-- Start of RECORDS SUPPLIED --

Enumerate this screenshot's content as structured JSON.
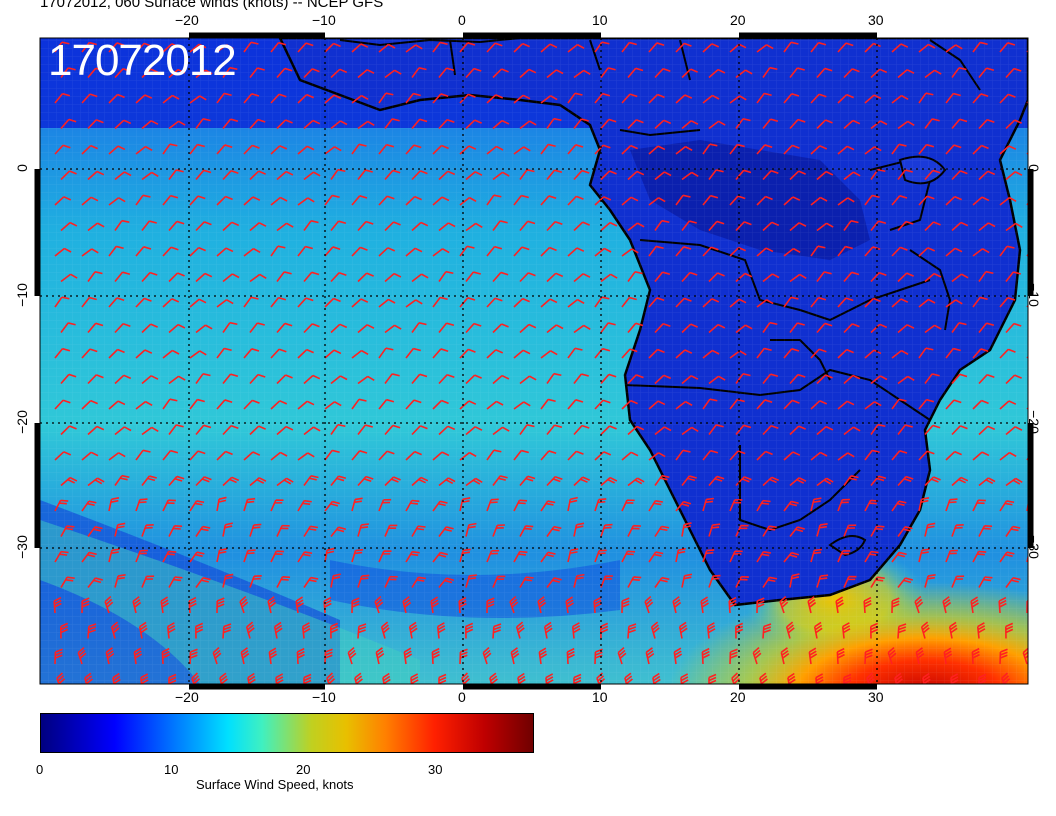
{
  "title": "17072012, 060 Surface winds (knots) -- NCEP GFS",
  "date_stamp": "17072012",
  "map": {
    "lon_range": [
      -30,
      40
    ],
    "lat_range": [
      -40,
      10
    ],
    "top_lon_labels": [
      "−20",
      "−10",
      "0",
      "10",
      "20",
      "30"
    ],
    "bottom_lon_labels": [
      "−20",
      "−10",
      "0",
      "10",
      "20",
      "30"
    ],
    "lat_labels": [
      "0",
      "−10",
      "−20",
      "−30"
    ],
    "right_lat_labels": [
      "0",
      "−10",
      "−20",
      "−30"
    ],
    "barb_color": "#ff2020",
    "coast_color": "#000000"
  },
  "colorbar": {
    "label": "Surface Wind Speed, knots",
    "ticks": [
      "0",
      "10",
      "20",
      "30"
    ],
    "range": [
      0,
      37
    ]
  }
}
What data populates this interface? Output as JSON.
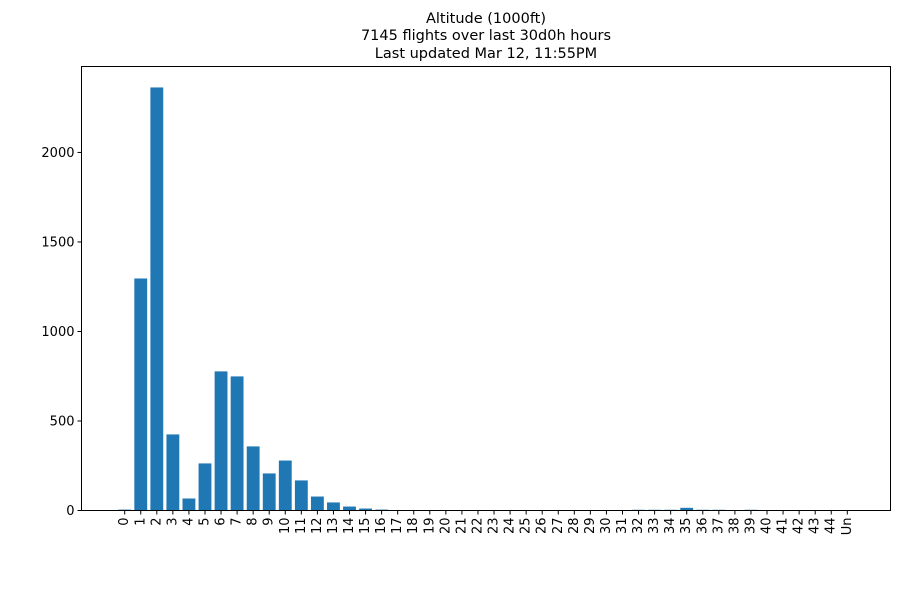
{
  "chart_data": {
    "type": "bar",
    "title": [
      "Altitude (1000ft)",
      "7145 flights over last 30d0h hours",
      "Last updated Mar 12, 11:55PM"
    ],
    "xlabel": "",
    "ylabel": "",
    "categories": [
      "0",
      "1",
      "2",
      "3",
      "4",
      "5",
      "6",
      "7",
      "8",
      "9",
      "10",
      "11",
      "12",
      "13",
      "14",
      "15",
      "16",
      "17",
      "18",
      "19",
      "20",
      "21",
      "22",
      "23",
      "24",
      "25",
      "26",
      "27",
      "28",
      "29",
      "30",
      "31",
      "32",
      "33",
      "34",
      "35",
      "36",
      "37",
      "38",
      "39",
      "40",
      "41",
      "42",
      "43",
      "44",
      "Un"
    ],
    "values": [
      5,
      1296,
      2363,
      425,
      67,
      263,
      777,
      749,
      358,
      207,
      279,
      168,
      78,
      45,
      22,
      11,
      5,
      0,
      0,
      0,
      0,
      0,
      0,
      0,
      0,
      0,
      0,
      0,
      0,
      0,
      0,
      0,
      4,
      4,
      4,
      15,
      4,
      4,
      0,
      4,
      0,
      0,
      0,
      0,
      0,
      0
    ],
    "ylim": [
      0,
      2480
    ],
    "yticks": [
      0,
      500,
      1000,
      1500,
      2000
    ],
    "grid": false,
    "bar_color": "#1f77b4"
  }
}
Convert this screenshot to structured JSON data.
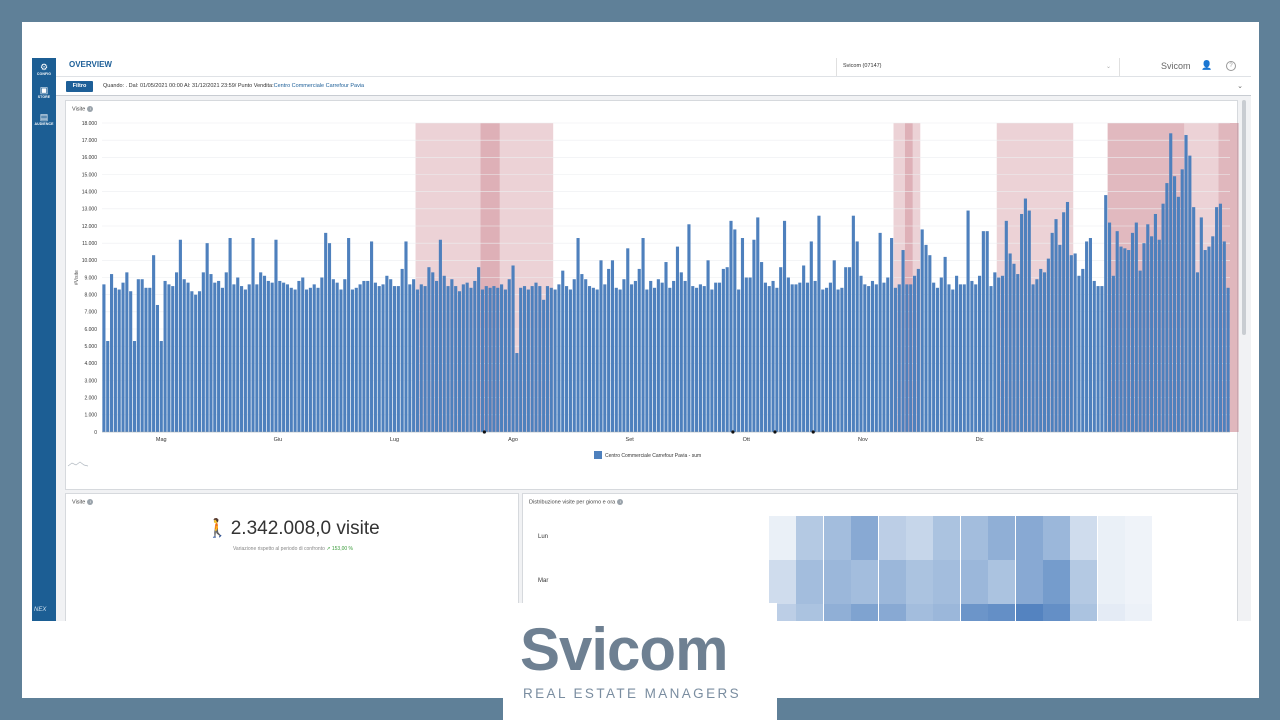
{
  "app": {
    "sidebar": [
      {
        "icon": "gear-icon",
        "label": "CONFIG"
      },
      {
        "icon": "store-icon",
        "label": "STORE"
      },
      {
        "icon": "audience-icon",
        "label": "AUDIENCE"
      }
    ],
    "sidebar_footer": "NEX",
    "title": "OVERVIEW",
    "company_selector": "Svicom (07147)",
    "user_name": "Svicom"
  },
  "filter": {
    "button_label": "Filtro",
    "text": "Quando: . Dal: 01/05/2021 00:00 Al: 31/12/2021 23:59/ Punto Vendita:",
    "store": "Centro Commerciale Carrefour Pavia"
  },
  "chart_panel": {
    "title": "Visite"
  },
  "chart_data": {
    "type": "bar",
    "ylabel": "#Visite",
    "ylim": [
      0,
      18000
    ],
    "yticks": [
      "0",
      "1.000",
      "2.000",
      "3.000",
      "4.000",
      "5.000",
      "6.000",
      "7.000",
      "8.000",
      "9.000",
      "10.000",
      "11.000",
      "12.000",
      "13.000",
      "14.000",
      "15.000",
      "16.000",
      "17.000",
      "18.000"
    ],
    "months": [
      "Mag",
      "Giu",
      "Lug",
      "Ago",
      "Set",
      "Ott",
      "Nov",
      "Dic"
    ],
    "series": [
      {
        "name": "Centro Commerciale Carrefour Pavia - sum",
        "color": "#4e80bd"
      }
    ],
    "start": "2021-05-01",
    "values": [
      8600,
      5300,
      9200,
      8400,
      8300,
      8700,
      9300,
      8200,
      5300,
      8900,
      8900,
      8400,
      8400,
      10300,
      7400,
      5300,
      8800,
      8600,
      8500,
      9300,
      11200,
      8900,
      8700,
      8200,
      8000,
      8200,
      9300,
      11000,
      9200,
      8700,
      8800,
      8400,
      9300,
      11300,
      8600,
      9000,
      8500,
      8300,
      8600,
      11300,
      8600,
      9300,
      9100,
      8800,
      8700,
      11200,
      8800,
      8700,
      8600,
      8400,
      8300,
      8800,
      9000,
      8300,
      8400,
      8600,
      8400,
      9000,
      11600,
      11000,
      8900,
      8700,
      8300,
      8900,
      11300,
      8300,
      8400,
      8600,
      8800,
      8800,
      11100,
      8700,
      8500,
      8600,
      9100,
      8900,
      8500,
      8500,
      9500,
      11100,
      8600,
      8900,
      8300,
      8600,
      8500,
      9600,
      9300,
      8800,
      11200,
      9100,
      8500,
      8900,
      8500,
      8200,
      8600,
      8700,
      8400,
      8800,
      9600,
      8300,
      8500,
      8400,
      8500,
      8400,
      8600,
      8300,
      8900,
      9700,
      4600,
      8400,
      8500,
      8300,
      8500,
      8700,
      8500,
      7700,
      8500,
      8400,
      8300,
      8600,
      9400,
      8500,
      8300,
      8900,
      11300,
      9200,
      8900,
      8500,
      8400,
      8300,
      10000,
      8600,
      9500,
      10000,
      8400,
      8300,
      8900,
      10700,
      8600,
      8800,
      9500,
      11300,
      8300,
      8800,
      8400,
      8900,
      8700,
      9900,
      8400,
      8800,
      10800,
      9300,
      8800,
      12100,
      8500,
      8400,
      8600,
      8500,
      10000,
      8300,
      8700,
      8700,
      9500,
      9600,
      12300,
      11800,
      8300,
      11300,
      9000,
      9000,
      11200,
      12500,
      9900,
      8700,
      8500,
      8800,
      8400,
      9600,
      12300,
      9000,
      8600,
      8600,
      8700,
      9700,
      8700,
      11100,
      8800,
      12600,
      8300,
      8400,
      8700,
      10000,
      8300,
      8400,
      9600,
      9600,
      12600,
      11100,
      9100,
      8600,
      8500,
      8800,
      8600,
      11600,
      8700,
      9000,
      11300,
      8400,
      8600,
      10600,
      8600,
      8600,
      9100,
      9500,
      11800,
      10900,
      10300,
      8700,
      8400,
      9000,
      10200,
      8600,
      8300,
      9100,
      8600,
      8600,
      12900,
      8800,
      8600,
      9100,
      11700,
      11700,
      8500,
      9300,
      9000,
      9100,
      12300,
      10400,
      9800,
      9200,
      12700,
      13600,
      12900,
      8600,
      8900,
      9500,
      9300,
      10100,
      11600,
      12400,
      10900,
      12800,
      13400,
      10300,
      10400,
      9100,
      9500,
      11100,
      11300,
      8800,
      8500,
      8500,
      13800,
      12200,
      9100,
      11700,
      10800,
      10700,
      10600,
      11600,
      12200,
      9400,
      11000,
      12100,
      11400,
      12700,
      11200,
      13300,
      14500,
      17400,
      14900,
      13700,
      15300,
      17300,
      16100,
      13100,
      9300,
      12500,
      10600,
      10800,
      11400,
      13100,
      13300,
      11100,
      8400
    ],
    "highlight_months_red": true
  },
  "kpi": {
    "title": "Visite",
    "value": "2.342.008,0 visite",
    "subtitle": "Variazione rispetto al periodo di confronto",
    "change": "153,00 %"
  },
  "heatmap": {
    "title": "Distribuzione visite per giorno e ora",
    "rows": [
      {
        "label": "Lun",
        "values": [
          0.05,
          0.35,
          0.45,
          0.6,
          0.3,
          0.25,
          0.4,
          0.45,
          0.55,
          0.6,
          0.5,
          0.2,
          0.05,
          0.02
        ]
      },
      {
        "label": "Mar",
        "values": [
          0.2,
          0.45,
          0.5,
          0.45,
          0.5,
          0.4,
          0.45,
          0.5,
          0.4,
          0.6,
          0.7,
          0.35,
          0.05,
          0.02
        ]
      },
      {
        "label": "",
        "values": [
          0.3,
          0.4,
          0.55,
          0.65,
          0.6,
          0.45,
          0.5,
          0.75,
          0.8,
          0.9,
          0.8,
          0.4,
          0.08,
          0.04
        ]
      }
    ]
  },
  "logo": {
    "name": "Svicom",
    "tagline": "REAL ESTATE MANAGERS"
  }
}
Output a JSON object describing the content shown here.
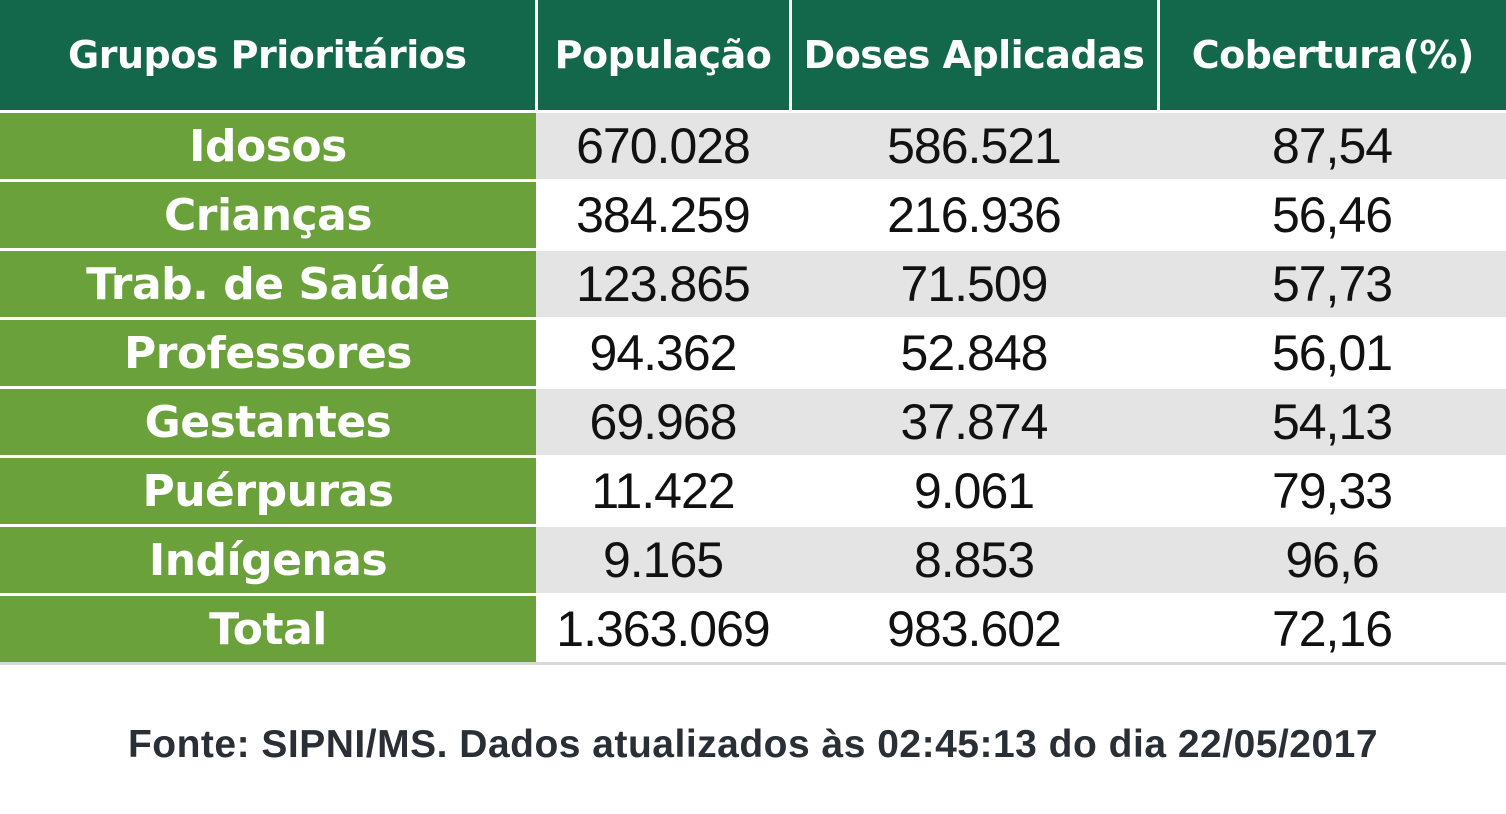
{
  "table": {
    "headers": [
      "Grupos Prioritários",
      "População",
      "Doses Aplicadas",
      "Cobertura(%)"
    ],
    "rows": [
      {
        "group": "Idosos",
        "population": "670.028",
        "doses": "586.521",
        "coverage": "87,54"
      },
      {
        "group": "Crianças",
        "population": "384.259",
        "doses": "216.936",
        "coverage": "56,46"
      },
      {
        "group": "Trab. de Saúde",
        "population": "123.865",
        "doses": "71.509",
        "coverage": "57,73"
      },
      {
        "group": "Professores",
        "population": "94.362",
        "doses": "52.848",
        "coverage": "56,01"
      },
      {
        "group": "Gestantes",
        "population": "69.968",
        "doses": "37.874",
        "coverage": "54,13"
      },
      {
        "group": "Puérpuras",
        "population": "11.422",
        "doses": "9.061",
        "coverage": "79,33"
      },
      {
        "group": "Indígenas",
        "population": "9.165",
        "doses": "8.853",
        "coverage": "96,6"
      },
      {
        "group": "Total",
        "population": "1.363.069",
        "doses": "983.602",
        "coverage": "72,16"
      }
    ]
  },
  "source": "Fonte: SIPNI/MS. Dados atualizados às 02:45:13 do dia 22/05/2017",
  "colors": {
    "header_bg": "#13674a",
    "group_bg": "#6aa13a",
    "row_shade": "#e4e4e4"
  }
}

-- End of RECORDS SUPPLIED --

» STATED TASK: Find every line that has "Output" in it, then return those lines.

» REPLY:
What data populates this interface? Output as JSON.
Output a JSON object describing the content shown here.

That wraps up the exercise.